▸ **TASK TO COMPLETE**
Exactly as they appear, output all of the records. Skip any images.

▸ **SUPPLIED MATERIAL**

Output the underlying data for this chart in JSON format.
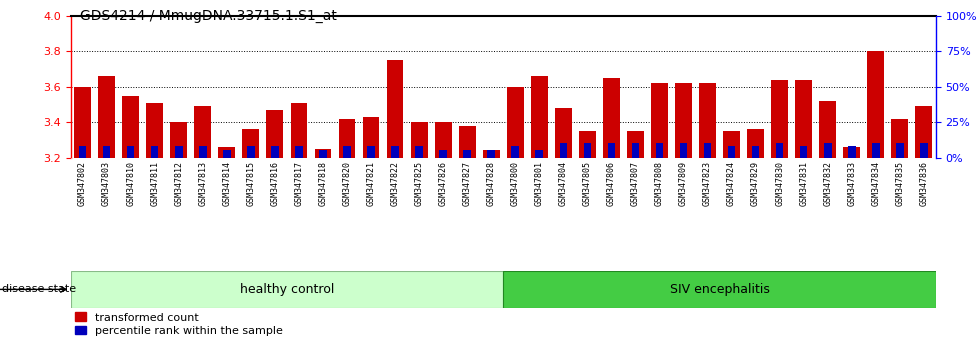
{
  "title": "GDS4214 / MmugDNA.33715.1.S1_at",
  "samples": [
    "GSM347802",
    "GSM347803",
    "GSM347810",
    "GSM347811",
    "GSM347812",
    "GSM347813",
    "GSM347814",
    "GSM347815",
    "GSM347816",
    "GSM347817",
    "GSM347818",
    "GSM347820",
    "GSM347821",
    "GSM347822",
    "GSM347825",
    "GSM347826",
    "GSM347827",
    "GSM347828",
    "GSM347800",
    "GSM347801",
    "GSM347804",
    "GSM347805",
    "GSM347806",
    "GSM347807",
    "GSM347808",
    "GSM347809",
    "GSM347823",
    "GSM347824",
    "GSM347829",
    "GSM347830",
    "GSM347831",
    "GSM347832",
    "GSM347833",
    "GSM347834",
    "GSM347835",
    "GSM347836"
  ],
  "transformed_count": [
    3.6,
    3.66,
    3.55,
    3.51,
    3.4,
    3.49,
    3.26,
    3.36,
    3.47,
    3.51,
    3.25,
    3.42,
    3.43,
    3.75,
    3.4,
    3.4,
    3.38,
    3.24,
    3.6,
    3.66,
    3.48,
    3.35,
    3.65,
    3.35,
    3.62,
    3.62,
    3.62,
    3.35,
    3.36,
    3.64,
    3.64,
    3.52,
    3.26,
    3.8,
    3.42,
    3.49
  ],
  "percentile_rank_pct": [
    8,
    8,
    8,
    8,
    8,
    8,
    5,
    8,
    8,
    8,
    5,
    8,
    8,
    8,
    8,
    5,
    5,
    5,
    8,
    5,
    10,
    10,
    10,
    10,
    10,
    10,
    10,
    8,
    8,
    10,
    8,
    10,
    8,
    10,
    10,
    10
  ],
  "ylim_left": [
    3.2,
    4.0
  ],
  "ylim_right": [
    0,
    100
  ],
  "yticks_left": [
    3.2,
    3.4,
    3.6,
    3.8,
    4.0
  ],
  "yticks_right": [
    0,
    25,
    50,
    75,
    100
  ],
  "ytick_labels_right": [
    "0%",
    "25%",
    "50%",
    "75%",
    "100%"
  ],
  "healthy_control_count": 18,
  "bar_color_red": "#CC0000",
  "bar_color_blue": "#0000BB",
  "hc_color": "#ccffcc",
  "siv_color": "#44cc44",
  "xtick_bg": "#cccccc",
  "legend_items": [
    "transformed count",
    "percentile rank within the sample"
  ],
  "disease_state_label": "disease state",
  "group_labels": [
    "healthy control",
    "SIV encephalitis"
  ]
}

▸ **REPLY**
Output the underlying data for this chart in JSON format.
{
  "title": "GDS4214 / MmugDNA.33715.1.S1_at",
  "samples": [
    "GSM347802",
    "GSM347803",
    "GSM347810",
    "GSM347811",
    "GSM347812",
    "GSM347813",
    "GSM347814",
    "GSM347815",
    "GSM347816",
    "GSM347817",
    "GSM347818",
    "GSM347820",
    "GSM347821",
    "GSM347822",
    "GSM347825",
    "GSM347826",
    "GSM347827",
    "GSM347828",
    "GSM347800",
    "GSM347801",
    "GSM347804",
    "GSM347805",
    "GSM347806",
    "GSM347807",
    "GSM347808",
    "GSM347809",
    "GSM347823",
    "GSM347824",
    "GSM347829",
    "GSM347830",
    "GSM347831",
    "GSM347832",
    "GSM347833",
    "GSM347834",
    "GSM347835",
    "GSM347836"
  ],
  "transformed_count": [
    3.6,
    3.66,
    3.55,
    3.51,
    3.4,
    3.49,
    3.26,
    3.36,
    3.47,
    3.51,
    3.25,
    3.42,
    3.43,
    3.75,
    3.4,
    3.4,
    3.38,
    3.24,
    3.6,
    3.66,
    3.48,
    3.35,
    3.65,
    3.35,
    3.62,
    3.62,
    3.62,
    3.35,
    3.36,
    3.64,
    3.64,
    3.52,
    3.26,
    3.8,
    3.42,
    3.49
  ],
  "percentile_rank_pct": [
    8,
    8,
    8,
    8,
    8,
    8,
    5,
    8,
    8,
    8,
    5,
    8,
    8,
    8,
    8,
    5,
    5,
    5,
    8,
    5,
    10,
    10,
    10,
    10,
    10,
    10,
    10,
    8,
    8,
    10,
    8,
    10,
    8,
    10,
    10,
    10
  ],
  "ylim_left": [
    3.2,
    4.0
  ],
  "ylim_right": [
    0,
    100
  ],
  "yticks_left": [
    3.2,
    3.4,
    3.6,
    3.8,
    4.0
  ],
  "yticks_right": [
    0,
    25,
    50,
    75,
    100
  ],
  "ytick_labels_right": [
    "0%",
    "25%",
    "50%",
    "75%",
    "100%"
  ],
  "healthy_control_count": 18,
  "bar_color_red": "#CC0000",
  "bar_color_blue": "#0000BB",
  "hc_color": "#ccffcc",
  "siv_color": "#44cc44",
  "xtick_bg": "#cccccc",
  "legend_items": [
    "transformed count",
    "percentile rank within the sample"
  ],
  "disease_state_label": "disease state",
  "group_labels": [
    "healthy control",
    "SIV encephalitis"
  ]
}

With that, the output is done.